= Aim of the exercise =
Check every line below for the word "Graphic" and copy each one that has it.

= Exercise materials =
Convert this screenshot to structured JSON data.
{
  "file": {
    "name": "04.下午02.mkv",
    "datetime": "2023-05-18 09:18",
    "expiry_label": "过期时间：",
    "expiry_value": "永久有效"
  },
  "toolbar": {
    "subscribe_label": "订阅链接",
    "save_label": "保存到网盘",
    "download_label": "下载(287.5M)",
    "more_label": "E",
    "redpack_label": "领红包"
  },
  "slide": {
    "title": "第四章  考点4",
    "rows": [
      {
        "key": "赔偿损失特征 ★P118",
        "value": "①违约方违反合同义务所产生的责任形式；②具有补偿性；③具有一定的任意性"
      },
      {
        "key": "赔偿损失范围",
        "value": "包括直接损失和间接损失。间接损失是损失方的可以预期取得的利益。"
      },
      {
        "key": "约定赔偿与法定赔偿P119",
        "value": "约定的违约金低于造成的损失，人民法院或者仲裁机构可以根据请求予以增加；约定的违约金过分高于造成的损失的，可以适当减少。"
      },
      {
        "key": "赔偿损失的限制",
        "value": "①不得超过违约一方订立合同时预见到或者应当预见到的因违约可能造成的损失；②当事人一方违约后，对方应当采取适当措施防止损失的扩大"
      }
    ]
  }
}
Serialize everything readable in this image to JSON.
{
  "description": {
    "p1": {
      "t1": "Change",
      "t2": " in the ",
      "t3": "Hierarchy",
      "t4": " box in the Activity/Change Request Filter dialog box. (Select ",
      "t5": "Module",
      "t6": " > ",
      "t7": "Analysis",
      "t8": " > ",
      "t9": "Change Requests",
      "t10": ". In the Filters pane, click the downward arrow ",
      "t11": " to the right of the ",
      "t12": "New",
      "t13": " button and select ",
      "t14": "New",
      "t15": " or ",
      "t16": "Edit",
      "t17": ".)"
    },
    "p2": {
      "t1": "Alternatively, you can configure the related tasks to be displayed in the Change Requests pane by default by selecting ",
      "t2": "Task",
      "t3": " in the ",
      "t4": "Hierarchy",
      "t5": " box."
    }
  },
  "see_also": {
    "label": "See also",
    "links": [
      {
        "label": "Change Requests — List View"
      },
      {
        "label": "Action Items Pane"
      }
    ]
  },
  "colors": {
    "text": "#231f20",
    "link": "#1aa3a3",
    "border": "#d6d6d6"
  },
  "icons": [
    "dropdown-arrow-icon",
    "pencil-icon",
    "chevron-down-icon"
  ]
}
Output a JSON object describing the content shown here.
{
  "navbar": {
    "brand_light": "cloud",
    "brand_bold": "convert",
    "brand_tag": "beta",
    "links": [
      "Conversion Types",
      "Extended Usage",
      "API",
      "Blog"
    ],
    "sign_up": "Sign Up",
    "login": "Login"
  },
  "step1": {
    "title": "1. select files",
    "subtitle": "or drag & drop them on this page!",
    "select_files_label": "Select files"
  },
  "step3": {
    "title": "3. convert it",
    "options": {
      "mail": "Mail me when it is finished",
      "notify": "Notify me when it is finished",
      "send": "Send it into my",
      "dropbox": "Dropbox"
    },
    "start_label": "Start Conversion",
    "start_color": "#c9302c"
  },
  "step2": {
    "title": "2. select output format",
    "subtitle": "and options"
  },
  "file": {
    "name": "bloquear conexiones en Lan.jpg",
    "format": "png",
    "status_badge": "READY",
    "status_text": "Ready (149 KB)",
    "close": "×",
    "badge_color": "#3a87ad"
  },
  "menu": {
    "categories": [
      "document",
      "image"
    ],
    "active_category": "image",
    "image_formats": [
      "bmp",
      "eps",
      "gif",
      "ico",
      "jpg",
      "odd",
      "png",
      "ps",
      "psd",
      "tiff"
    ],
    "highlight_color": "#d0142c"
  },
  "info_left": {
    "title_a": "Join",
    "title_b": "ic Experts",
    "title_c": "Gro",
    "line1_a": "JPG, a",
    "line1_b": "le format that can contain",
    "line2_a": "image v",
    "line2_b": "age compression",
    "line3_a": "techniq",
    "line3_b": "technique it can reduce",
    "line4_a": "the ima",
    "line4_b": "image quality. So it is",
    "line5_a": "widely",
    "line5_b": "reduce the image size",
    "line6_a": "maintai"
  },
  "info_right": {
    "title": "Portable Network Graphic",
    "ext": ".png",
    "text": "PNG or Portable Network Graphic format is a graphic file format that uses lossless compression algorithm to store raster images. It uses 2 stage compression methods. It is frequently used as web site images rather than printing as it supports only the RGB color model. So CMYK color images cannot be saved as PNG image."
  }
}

= Result for this task =
    "title": "Portable Network Graphic",
    "text": "PNG or Portable Network Graphic format is a graphic file format that uses lossless compression algorithm to store raster images. It uses 2 stage compression methods. It is frequently used as web site images rather than printing as it supports only the RGB color model. So CMYK color images cannot be saved as PNG image."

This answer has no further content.